- **What to do**:
Return every line of the records below verbatim, with no pictures in the copy.

==========

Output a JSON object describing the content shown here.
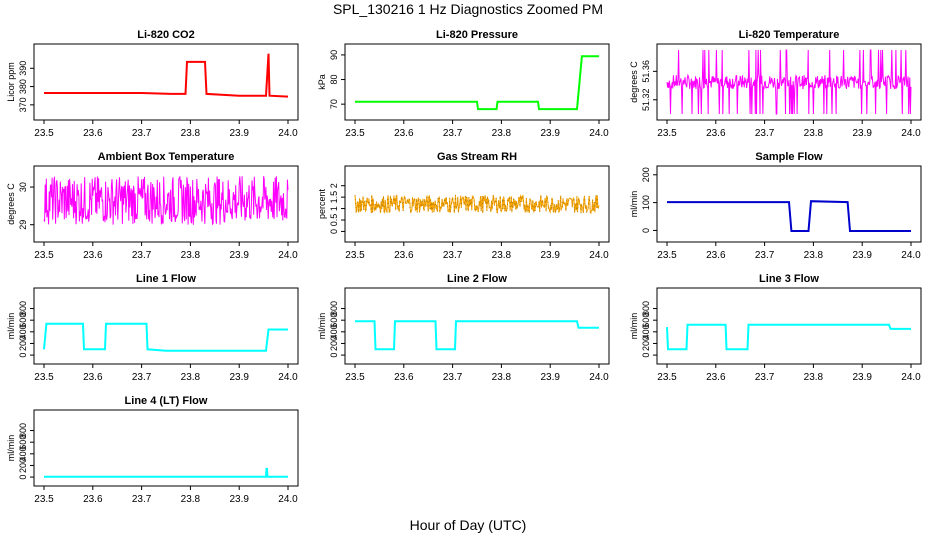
{
  "figure": {
    "title": "SPL_130216  1 Hz Diagnostics Zoomed PM",
    "xlabel": "Hour of Day (UTC)"
  },
  "chart_data": [
    {
      "type": "line",
      "title": "Li-820 CO2",
      "ylabel": "Licor ppm",
      "color": "#ff0000",
      "xlim": [
        23.5,
        24.0
      ],
      "ylim": [
        365,
        400
      ],
      "xticks": [
        "23.5",
        "23.6",
        "23.7",
        "23.8",
        "23.9",
        "24.0"
      ],
      "yticks": [
        370,
        380,
        390
      ],
      "series": [
        {
          "x": [
            23.5,
            23.6,
            23.7,
            23.76,
            23.79,
            23.793,
            23.83,
            23.833,
            23.9,
            23.955,
            23.96,
            23.962,
            24.0
          ],
          "y": [
            376.5,
            376.5,
            376.5,
            376.0,
            376.0,
            393.5,
            393.5,
            376.0,
            375.0,
            375.0,
            398.0,
            375.0,
            374.5
          ]
        }
      ]
    },
    {
      "type": "line",
      "title": "Li-820 Pressure",
      "ylabel": "kPa",
      "color": "#00ff00",
      "xlim": [
        23.5,
        24.0
      ],
      "ylim": [
        66,
        92
      ],
      "xticks": [
        "23.5",
        "23.6",
        "23.7",
        "23.8",
        "23.9",
        "24.0"
      ],
      "yticks": [
        70,
        80,
        90
      ],
      "series": [
        {
          "x": [
            23.5,
            23.75,
            23.752,
            23.79,
            23.792,
            23.875,
            23.877,
            23.955,
            23.965,
            24.0
          ],
          "y": [
            71,
            71,
            68,
            68,
            71,
            71,
            68,
            68,
            89.5,
            89.5
          ]
        }
      ]
    },
    {
      "type": "line",
      "title": "Li-820 Temperature",
      "ylabel": "degrees C",
      "color": "#ff00ff",
      "xlim": [
        23.5,
        24.0
      ],
      "ylim": [
        51.3,
        51.39
      ],
      "xticks": [
        "23.5",
        "23.6",
        "23.7",
        "23.8",
        "23.9",
        "24.0"
      ],
      "yticks": [
        51.32,
        51.36
      ],
      "series": [
        {
          "x": [
            23.5,
            23.6,
            23.7,
            23.8,
            23.9,
            24.0
          ],
          "y": [
            51.345,
            51.345,
            51.345,
            51.345,
            51.345,
            51.345
          ],
          "band": [
            51.335,
            51.355
          ],
          "spikes": [
            51.3,
            51.39
          ]
        }
      ]
    },
    {
      "type": "line",
      "title": "Ambient Box Temperature",
      "ylabel": "degrees C",
      "color": "#ff00ff",
      "xlim": [
        23.5,
        24.0
      ],
      "ylim": [
        28.7,
        30.4
      ],
      "xticks": [
        "23.5",
        "23.6",
        "23.7",
        "23.8",
        "23.9",
        "24.0"
      ],
      "yticks": [
        29.0,
        30.0
      ],
      "series": [
        {
          "x": [
            23.5,
            23.6,
            23.7,
            23.8,
            23.9,
            24.0
          ],
          "y": [
            29.5,
            29.5,
            29.5,
            29.5,
            29.5,
            29.5
          ],
          "band": [
            29.0,
            30.3
          ]
        }
      ]
    },
    {
      "type": "line",
      "title": "Gas Stream RH",
      "ylabel": "percent",
      "color": "#ffa500",
      "xlim": [
        23.5,
        24.0
      ],
      "ylim": [
        -0.2,
        2.6
      ],
      "xticks": [
        "23.5",
        "23.6",
        "23.7",
        "23.8",
        "23.9",
        "24.0"
      ],
      "yticks": [
        0.0,
        0.5,
        1.0,
        1.5,
        2.0
      ],
      "series": [
        {
          "x": [
            23.5,
            23.6,
            23.7,
            23.8,
            23.9,
            24.0
          ],
          "y": [
            1.2,
            1.2,
            1.2,
            1.2,
            1.2,
            1.2
          ],
          "band": [
            0.8,
            1.6
          ]
        }
      ]
    },
    {
      "type": "line",
      "title": "Sample Flow",
      "ylabel": "ml/min",
      "color": "#0000cd",
      "xlim": [
        23.5,
        24.0
      ],
      "ylim": [
        -20,
        210
      ],
      "xticks": [
        "23.5",
        "23.6",
        "23.7",
        "23.8",
        "23.9",
        "24.0"
      ],
      "yticks": [
        0,
        100,
        200
      ],
      "series": [
        {
          "x": [
            23.5,
            23.75,
            23.755,
            23.79,
            23.795,
            23.87,
            23.875,
            24.0
          ],
          "y": [
            102,
            102,
            -2,
            -2,
            105,
            102,
            -2,
            -2
          ]
        }
      ]
    },
    {
      "type": "line",
      "title": "Line 1 Flow",
      "ylabel": "ml/min",
      "color": "#00ffff",
      "xlim": [
        23.5,
        24.0
      ],
      "ylim": [
        -50,
        1050
      ],
      "xticks": [
        "23.5",
        "23.6",
        "23.7",
        "23.8",
        "23.9",
        "24.0"
      ],
      "yticks": [
        0,
        200,
        400,
        600,
        800
      ],
      "series": [
        {
          "x": [
            23.5,
            23.505,
            23.58,
            23.582,
            23.625,
            23.627,
            23.71,
            23.712,
            23.75,
            23.955,
            23.96,
            24.0
          ],
          "y": [
            100,
            540,
            540,
            100,
            100,
            540,
            540,
            100,
            75,
            75,
            440,
            440
          ]
        }
      ]
    },
    {
      "type": "line",
      "title": "Line 2 Flow",
      "ylabel": "ml/min",
      "color": "#00ffff",
      "xlim": [
        23.5,
        24.0
      ],
      "ylim": [
        -50,
        1050
      ],
      "xticks": [
        "23.5",
        "23.6",
        "23.7",
        "23.8",
        "23.9",
        "24.0"
      ],
      "yticks": [
        0,
        200,
        400,
        600,
        800
      ],
      "series": [
        {
          "x": [
            23.5,
            23.54,
            23.542,
            23.58,
            23.582,
            23.665,
            23.667,
            23.705,
            23.707,
            23.955,
            23.958,
            24.0
          ],
          "y": [
            580,
            580,
            100,
            100,
            580,
            580,
            100,
            100,
            580,
            580,
            470,
            470
          ]
        }
      ]
    },
    {
      "type": "line",
      "title": "Line 3 Flow",
      "ylabel": "ml/min",
      "color": "#00ffff",
      "xlim": [
        23.5,
        24.0
      ],
      "ylim": [
        -50,
        1050
      ],
      "xticks": [
        "23.5",
        "23.6",
        "23.7",
        "23.8",
        "23.9",
        "24.0"
      ],
      "yticks": [
        0,
        200,
        400,
        600,
        800
      ],
      "series": [
        {
          "x": [
            23.5,
            23.502,
            23.54,
            23.542,
            23.62,
            23.622,
            23.665,
            23.667,
            23.955,
            23.958,
            24.0
          ],
          "y": [
            480,
            100,
            100,
            520,
            520,
            100,
            100,
            520,
            520,
            450,
            450
          ]
        }
      ]
    },
    {
      "type": "line",
      "title": "Line 4 (LT) Flow",
      "ylabel": "ml/min",
      "color": "#00ffff",
      "xlim": [
        23.5,
        24.0
      ],
      "ylim": [
        -50,
        1050
      ],
      "xticks": [
        "23.5",
        "23.6",
        "23.7",
        "23.8",
        "23.9",
        "24.0"
      ],
      "yticks": [
        0,
        200,
        400,
        600,
        800
      ],
      "series": [
        {
          "x": [
            23.5,
            23.955,
            23.956,
            23.957,
            23.958,
            24.0
          ],
          "y": [
            5,
            5,
            140,
            140,
            5,
            5
          ]
        }
      ]
    }
  ]
}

==========

- **Finished exercise**:
Output a JSON object describing the content shown here.
{
  "figure": {
    "title": "SPL_130216  1 Hz Diagnostics Zoomed PM",
    "xlabel": "Hour of Day (UTC)"
  },
  "chart_data": [
    {
      "type": "line",
      "title": "Li-820 CO2",
      "ylabel": "Licor ppm",
      "color": "#ff0000",
      "xlim": [
        23.5,
        24.0
      ],
      "ylim": [
        365,
        400
      ],
      "xticks": [
        "23.5",
        "23.6",
        "23.7",
        "23.8",
        "23.9",
        "24.0"
      ],
      "yticks": [
        370,
        380,
        390
      ],
      "series": [
        {
          "x": [
            23.5,
            23.6,
            23.7,
            23.76,
            23.79,
            23.793,
            23.83,
            23.833,
            23.9,
            23.955,
            23.96,
            23.962,
            24.0
          ],
          "y": [
            376.5,
            376.5,
            376.5,
            376.0,
            376.0,
            393.5,
            393.5,
            376.0,
            375.0,
            375.0,
            398.0,
            375.0,
            374.5
          ]
        }
      ]
    },
    {
      "type": "line",
      "title": "Li-820 Pressure",
      "ylabel": "kPa",
      "color": "#00ff00",
      "xlim": [
        23.5,
        24.0
      ],
      "ylim": [
        66,
        92
      ],
      "xticks": [
        "23.5",
        "23.6",
        "23.7",
        "23.8",
        "23.9",
        "24.0"
      ],
      "yticks": [
        70,
        80,
        90
      ],
      "series": [
        {
          "x": [
            23.5,
            23.75,
            23.752,
            23.79,
            23.792,
            23.875,
            23.877,
            23.955,
            23.965,
            24.0
          ],
          "y": [
            71,
            71,
            68,
            68,
            71,
            71,
            68,
            68,
            89.5,
            89.5
          ]
        }
      ]
    },
    {
      "type": "line",
      "title": "Li-820 Temperature",
      "ylabel": "degrees C",
      "color": "#ff00ff",
      "xlim": [
        23.5,
        24.0
      ],
      "ylim": [
        51.3,
        51.39
      ],
      "xticks": [
        "23.5",
        "23.6",
        "23.7",
        "23.8",
        "23.9",
        "24.0"
      ],
      "yticks": [
        51.32,
        51.36
      ],
      "series": [
        {
          "x": [
            23.5,
            23.6,
            23.7,
            23.8,
            23.9,
            24.0
          ],
          "y": [
            51.345,
            51.345,
            51.345,
            51.345,
            51.345,
            51.345
          ],
          "band": [
            51.335,
            51.355
          ],
          "spikes": [
            51.3,
            51.39
          ]
        }
      ]
    },
    {
      "type": "line",
      "title": "Ambient Box Temperature",
      "ylabel": "degrees C",
      "color": "#ff00ff",
      "xlim": [
        23.5,
        24.0
      ],
      "ylim": [
        28.7,
        30.4
      ],
      "xticks": [
        "23.5",
        "23.6",
        "23.7",
        "23.8",
        "23.9",
        "24.0"
      ],
      "yticks": [
        29.0,
        30.0
      ],
      "series": [
        {
          "x": [
            23.5,
            23.6,
            23.7,
            23.8,
            23.9,
            24.0
          ],
          "y": [
            29.5,
            29.5,
            29.5,
            29.5,
            29.5,
            29.5
          ],
          "band": [
            29.0,
            30.3
          ]
        }
      ]
    },
    {
      "type": "line",
      "title": "Gas Stream RH",
      "ylabel": "percent",
      "color": "#ffa500",
      "xlim": [
        23.5,
        24.0
      ],
      "ylim": [
        -0.2,
        2.6
      ],
      "xticks": [
        "23.5",
        "23.6",
        "23.7",
        "23.8",
        "23.9",
        "24.0"
      ],
      "yticks": [
        0.0,
        0.5,
        1.0,
        1.5,
        2.0
      ],
      "series": [
        {
          "x": [
            23.5,
            23.6,
            23.7,
            23.8,
            23.9,
            24.0
          ],
          "y": [
            1.2,
            1.2,
            1.2,
            1.2,
            1.2,
            1.2
          ],
          "band": [
            0.8,
            1.6
          ]
        }
      ]
    },
    {
      "type": "line",
      "title": "Sample Flow",
      "ylabel": "ml/min",
      "color": "#0000cd",
      "xlim": [
        23.5,
        24.0
      ],
      "ylim": [
        -20,
        210
      ],
      "xticks": [
        "23.5",
        "23.6",
        "23.7",
        "23.8",
        "23.9",
        "24.0"
      ],
      "yticks": [
        0,
        100,
        200
      ],
      "series": [
        {
          "x": [
            23.5,
            23.75,
            23.755,
            23.79,
            23.795,
            23.87,
            23.875,
            24.0
          ],
          "y": [
            102,
            102,
            -2,
            -2,
            105,
            102,
            -2,
            -2
          ]
        }
      ]
    },
    {
      "type": "line",
      "title": "Line 1 Flow",
      "ylabel": "ml/min",
      "color": "#00ffff",
      "xlim": [
        23.5,
        24.0
      ],
      "ylim": [
        -50,
        1050
      ],
      "xticks": [
        "23.5",
        "23.6",
        "23.7",
        "23.8",
        "23.9",
        "24.0"
      ],
      "yticks": [
        0,
        200,
        400,
        600,
        800
      ],
      "series": [
        {
          "x": [
            23.5,
            23.505,
            23.58,
            23.582,
            23.625,
            23.627,
            23.71,
            23.712,
            23.75,
            23.955,
            23.96,
            24.0
          ],
          "y": [
            100,
            540,
            540,
            100,
            100,
            540,
            540,
            100,
            75,
            75,
            440,
            440
          ]
        }
      ]
    },
    {
      "type": "line",
      "title": "Line 2 Flow",
      "ylabel": "ml/min",
      "color": "#00ffff",
      "xlim": [
        23.5,
        24.0
      ],
      "ylim": [
        -50,
        1050
      ],
      "xticks": [
        "23.5",
        "23.6",
        "23.7",
        "23.8",
        "23.9",
        "24.0"
      ],
      "yticks": [
        0,
        200,
        400,
        600,
        800
      ],
      "series": [
        {
          "x": [
            23.5,
            23.54,
            23.542,
            23.58,
            23.582,
            23.665,
            23.667,
            23.705,
            23.707,
            23.955,
            23.958,
            24.0
          ],
          "y": [
            580,
            580,
            100,
            100,
            580,
            580,
            100,
            100,
            580,
            580,
            470,
            470
          ]
        }
      ]
    },
    {
      "type": "line",
      "title": "Line 3 Flow",
      "ylabel": "ml/min",
      "color": "#00ffff",
      "xlim": [
        23.5,
        24.0
      ],
      "ylim": [
        -50,
        1050
      ],
      "xticks": [
        "23.5",
        "23.6",
        "23.7",
        "23.8",
        "23.9",
        "24.0"
      ],
      "yticks": [
        0,
        200,
        400,
        600,
        800
      ],
      "series": [
        {
          "x": [
            23.5,
            23.502,
            23.54,
            23.542,
            23.62,
            23.622,
            23.665,
            23.667,
            23.955,
            23.958,
            24.0
          ],
          "y": [
            480,
            100,
            100,
            520,
            520,
            100,
            100,
            520,
            520,
            450,
            450
          ]
        }
      ]
    },
    {
      "type": "line",
      "title": "Line 4 (LT) Flow",
      "ylabel": "ml/min",
      "color": "#00ffff",
      "xlim": [
        23.5,
        24.0
      ],
      "ylim": [
        -50,
        1050
      ],
      "xticks": [
        "23.5",
        "23.6",
        "23.7",
        "23.8",
        "23.9",
        "24.0"
      ],
      "yticks": [
        0,
        200,
        400,
        600,
        800
      ],
      "series": [
        {
          "x": [
            23.5,
            23.955,
            23.956,
            23.957,
            23.958,
            24.0
          ],
          "y": [
            5,
            5,
            140,
            140,
            5,
            5
          ]
        }
      ]
    }
  ]
}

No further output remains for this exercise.